In the entries that follow, how many lines hold the string "text"? Give only that number.

BEGIN Entries

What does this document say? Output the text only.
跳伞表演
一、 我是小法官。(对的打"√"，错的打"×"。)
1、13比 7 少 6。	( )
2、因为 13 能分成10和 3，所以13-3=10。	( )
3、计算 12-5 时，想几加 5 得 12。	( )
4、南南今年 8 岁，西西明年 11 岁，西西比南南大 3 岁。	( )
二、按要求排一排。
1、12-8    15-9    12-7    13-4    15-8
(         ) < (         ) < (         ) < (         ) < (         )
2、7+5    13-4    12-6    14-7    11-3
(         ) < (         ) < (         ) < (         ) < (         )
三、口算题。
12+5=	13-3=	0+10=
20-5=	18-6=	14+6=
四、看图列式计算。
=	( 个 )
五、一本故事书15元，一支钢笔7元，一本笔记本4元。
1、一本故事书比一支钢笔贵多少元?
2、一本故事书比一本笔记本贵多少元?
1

END Entries
BEGIN Entries

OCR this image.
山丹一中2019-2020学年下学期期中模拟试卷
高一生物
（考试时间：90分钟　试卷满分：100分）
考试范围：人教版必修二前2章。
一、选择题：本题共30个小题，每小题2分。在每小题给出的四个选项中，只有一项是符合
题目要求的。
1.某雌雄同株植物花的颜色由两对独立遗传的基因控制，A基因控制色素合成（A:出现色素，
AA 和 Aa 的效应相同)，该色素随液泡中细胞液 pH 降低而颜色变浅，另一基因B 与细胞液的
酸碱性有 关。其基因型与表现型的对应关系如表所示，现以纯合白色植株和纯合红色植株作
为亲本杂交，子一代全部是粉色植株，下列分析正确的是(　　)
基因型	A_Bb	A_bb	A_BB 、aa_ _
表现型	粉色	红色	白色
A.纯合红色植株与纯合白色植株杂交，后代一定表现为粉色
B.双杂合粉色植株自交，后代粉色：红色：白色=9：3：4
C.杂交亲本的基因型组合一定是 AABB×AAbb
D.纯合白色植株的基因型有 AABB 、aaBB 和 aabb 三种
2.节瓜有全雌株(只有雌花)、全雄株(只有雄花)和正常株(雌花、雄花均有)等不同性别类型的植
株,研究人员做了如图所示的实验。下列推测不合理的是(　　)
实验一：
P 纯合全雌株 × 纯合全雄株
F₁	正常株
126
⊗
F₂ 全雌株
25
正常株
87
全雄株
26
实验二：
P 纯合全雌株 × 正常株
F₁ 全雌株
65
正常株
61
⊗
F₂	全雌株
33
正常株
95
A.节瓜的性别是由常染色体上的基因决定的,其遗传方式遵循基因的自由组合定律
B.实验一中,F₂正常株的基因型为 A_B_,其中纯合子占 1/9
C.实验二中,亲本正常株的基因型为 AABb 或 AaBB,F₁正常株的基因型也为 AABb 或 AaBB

END Entries
BEGIN Entries

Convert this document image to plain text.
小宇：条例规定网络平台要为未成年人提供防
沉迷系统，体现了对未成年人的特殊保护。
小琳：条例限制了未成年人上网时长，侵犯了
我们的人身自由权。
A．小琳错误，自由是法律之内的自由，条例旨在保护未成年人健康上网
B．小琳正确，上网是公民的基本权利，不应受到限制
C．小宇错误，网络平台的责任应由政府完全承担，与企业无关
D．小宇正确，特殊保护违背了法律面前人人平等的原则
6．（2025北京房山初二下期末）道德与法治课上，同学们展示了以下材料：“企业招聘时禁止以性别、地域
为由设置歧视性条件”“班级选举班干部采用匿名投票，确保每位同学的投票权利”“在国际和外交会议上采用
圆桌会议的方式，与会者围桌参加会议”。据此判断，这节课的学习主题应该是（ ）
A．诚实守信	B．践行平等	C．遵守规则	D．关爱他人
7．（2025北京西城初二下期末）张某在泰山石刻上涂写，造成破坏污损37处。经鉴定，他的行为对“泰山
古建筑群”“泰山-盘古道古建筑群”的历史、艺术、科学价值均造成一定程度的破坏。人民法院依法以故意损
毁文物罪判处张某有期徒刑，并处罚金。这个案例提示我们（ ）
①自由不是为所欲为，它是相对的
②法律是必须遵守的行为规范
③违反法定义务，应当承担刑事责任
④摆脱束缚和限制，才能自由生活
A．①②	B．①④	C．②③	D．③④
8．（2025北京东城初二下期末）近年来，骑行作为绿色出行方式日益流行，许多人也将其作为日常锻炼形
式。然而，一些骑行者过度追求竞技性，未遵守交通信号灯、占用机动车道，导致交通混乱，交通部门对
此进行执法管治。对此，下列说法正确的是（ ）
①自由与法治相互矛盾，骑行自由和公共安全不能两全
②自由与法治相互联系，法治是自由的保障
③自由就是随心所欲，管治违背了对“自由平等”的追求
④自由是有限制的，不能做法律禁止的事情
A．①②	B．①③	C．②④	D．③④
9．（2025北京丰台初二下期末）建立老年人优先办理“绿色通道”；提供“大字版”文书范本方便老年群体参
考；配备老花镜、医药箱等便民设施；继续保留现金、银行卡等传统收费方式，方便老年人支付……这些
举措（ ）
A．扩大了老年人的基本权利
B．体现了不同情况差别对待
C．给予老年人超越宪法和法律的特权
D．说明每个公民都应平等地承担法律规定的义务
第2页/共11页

END Entries

■ **Exercise response**: 2